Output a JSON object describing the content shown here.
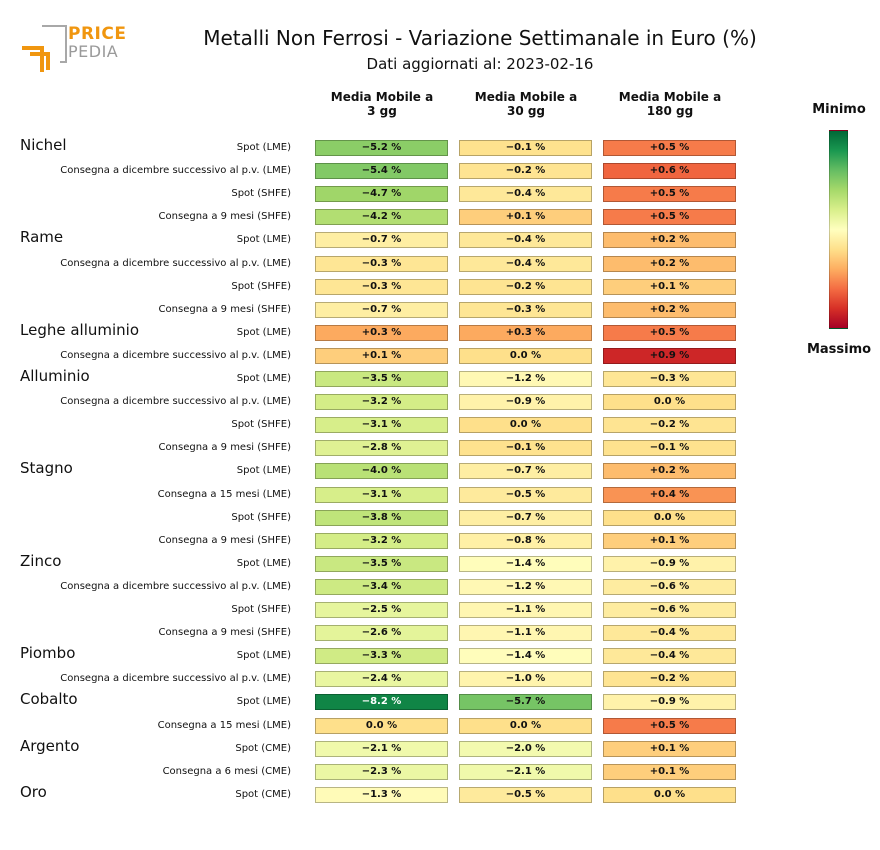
{
  "logo": {
    "word1": "PRICE",
    "word2": "PEDIA"
  },
  "chart_data": {
    "type": "heatmap",
    "title": "Metalli Non Ferrosi - Variazione Settimanale in Euro (%)",
    "subtitle": "Dati aggiornati al: 2023-02-16",
    "columns": [
      "Media Mobile a\n3 gg",
      "Media Mobile a\n30 gg",
      "Media Mobile a\n180 gg"
    ],
    "unit": "%",
    "value_range": [
      -8.2,
      0.9
    ],
    "legend": {
      "top_label": "Minimo",
      "bottom_label": "Massimo",
      "placement": "right"
    },
    "groups": [
      {
        "name": "Nichel",
        "rows": [
          {
            "label": "Spot (LME)",
            "values": [
              -5.2,
              -0.1,
              0.5
            ]
          },
          {
            "label": "Consegna a dicembre successivo al p.v. (LME)",
            "values": [
              -5.4,
              -0.2,
              0.6
            ]
          },
          {
            "label": "Spot (SHFE)",
            "values": [
              -4.7,
              -0.4,
              0.5
            ]
          },
          {
            "label": "Consegna a 9 mesi (SHFE)",
            "values": [
              -4.2,
              0.1,
              0.5
            ]
          }
        ]
      },
      {
        "name": "Rame",
        "rows": [
          {
            "label": "Spot (LME)",
            "values": [
              -0.7,
              -0.4,
              0.2
            ]
          },
          {
            "label": "Consegna a dicembre successivo al p.v. (LME)",
            "values": [
              -0.3,
              -0.4,
              0.2
            ]
          },
          {
            "label": "Spot (SHFE)",
            "values": [
              -0.3,
              -0.2,
              0.1
            ]
          },
          {
            "label": "Consegna a 9 mesi (SHFE)",
            "values": [
              -0.7,
              -0.3,
              0.2
            ]
          }
        ]
      },
      {
        "name": "Leghe alluminio",
        "rows": [
          {
            "label": "Spot (LME)",
            "values": [
              0.3,
              0.3,
              0.5
            ]
          },
          {
            "label": "Consegna a dicembre successivo al p.v. (LME)",
            "values": [
              0.1,
              0.0,
              0.9
            ]
          }
        ]
      },
      {
        "name": "Alluminio",
        "rows": [
          {
            "label": "Spot (LME)",
            "values": [
              -3.5,
              -1.2,
              -0.3
            ]
          },
          {
            "label": "Consegna a dicembre successivo al p.v. (LME)",
            "values": [
              -3.2,
              -0.9,
              0.0
            ]
          },
          {
            "label": "Spot (SHFE)",
            "values": [
              -3.1,
              0.0,
              -0.2
            ]
          },
          {
            "label": "Consegna a 9 mesi (SHFE)",
            "values": [
              -2.8,
              -0.1,
              -0.1
            ]
          }
        ]
      },
      {
        "name": "Stagno",
        "rows": [
          {
            "label": "Spot (LME)",
            "values": [
              -4.0,
              -0.7,
              0.2
            ]
          },
          {
            "label": "Consegna a 15 mesi (LME)",
            "values": [
              -3.1,
              -0.5,
              0.4
            ]
          },
          {
            "label": "Spot (SHFE)",
            "values": [
              -3.8,
              -0.7,
              0.0
            ]
          },
          {
            "label": "Consegna a 9 mesi (SHFE)",
            "values": [
              -3.2,
              -0.8,
              0.1
            ]
          }
        ]
      },
      {
        "name": "Zinco",
        "rows": [
          {
            "label": "Spot (LME)",
            "values": [
              -3.5,
              -1.4,
              -0.9
            ]
          },
          {
            "label": "Consegna a dicembre successivo al p.v. (LME)",
            "values": [
              -3.4,
              -1.2,
              -0.6
            ]
          },
          {
            "label": "Spot (SHFE)",
            "values": [
              -2.5,
              -1.1,
              -0.6
            ]
          },
          {
            "label": "Consegna a 9 mesi (SHFE)",
            "values": [
              -2.6,
              -1.1,
              -0.4
            ]
          }
        ]
      },
      {
        "name": "Piombo",
        "rows": [
          {
            "label": "Spot (LME)",
            "values": [
              -3.3,
              -1.4,
              -0.4
            ]
          },
          {
            "label": "Consegna a dicembre successivo al p.v. (LME)",
            "values": [
              -2.4,
              -1.0,
              -0.2
            ]
          }
        ]
      },
      {
        "name": "Cobalto",
        "rows": [
          {
            "label": "Spot (LME)",
            "values": [
              -8.2,
              -5.7,
              -0.9
            ]
          },
          {
            "label": "Consegna a 15 mesi (LME)",
            "values": [
              0.0,
              0.0,
              0.5
            ]
          }
        ]
      },
      {
        "name": "Argento",
        "rows": [
          {
            "label": "Spot (CME)",
            "values": [
              -2.1,
              -2.0,
              0.1
            ]
          },
          {
            "label": "Consegna a 6 mesi (CME)",
            "values": [
              -2.3,
              -2.1,
              0.1
            ]
          }
        ]
      },
      {
        "name": "Oro",
        "rows": [
          {
            "label": "Spot (CME)",
            "values": [
              -1.3,
              -0.5,
              0.0
            ]
          }
        ]
      }
    ]
  }
}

====================

## Required work
In the records above, locate each line with the word "name". Copy all such lines.

## The response
        "name": "Nichel",
        "name": "Rame",
        "name": "Leghe alluminio",
        "name": "Alluminio",
        "name": "Stagno",
        "name": "Zinco",
        "name": "Piombo",
        "name": "Cobalto",
        "name": "Argento",
        "name": "Oro",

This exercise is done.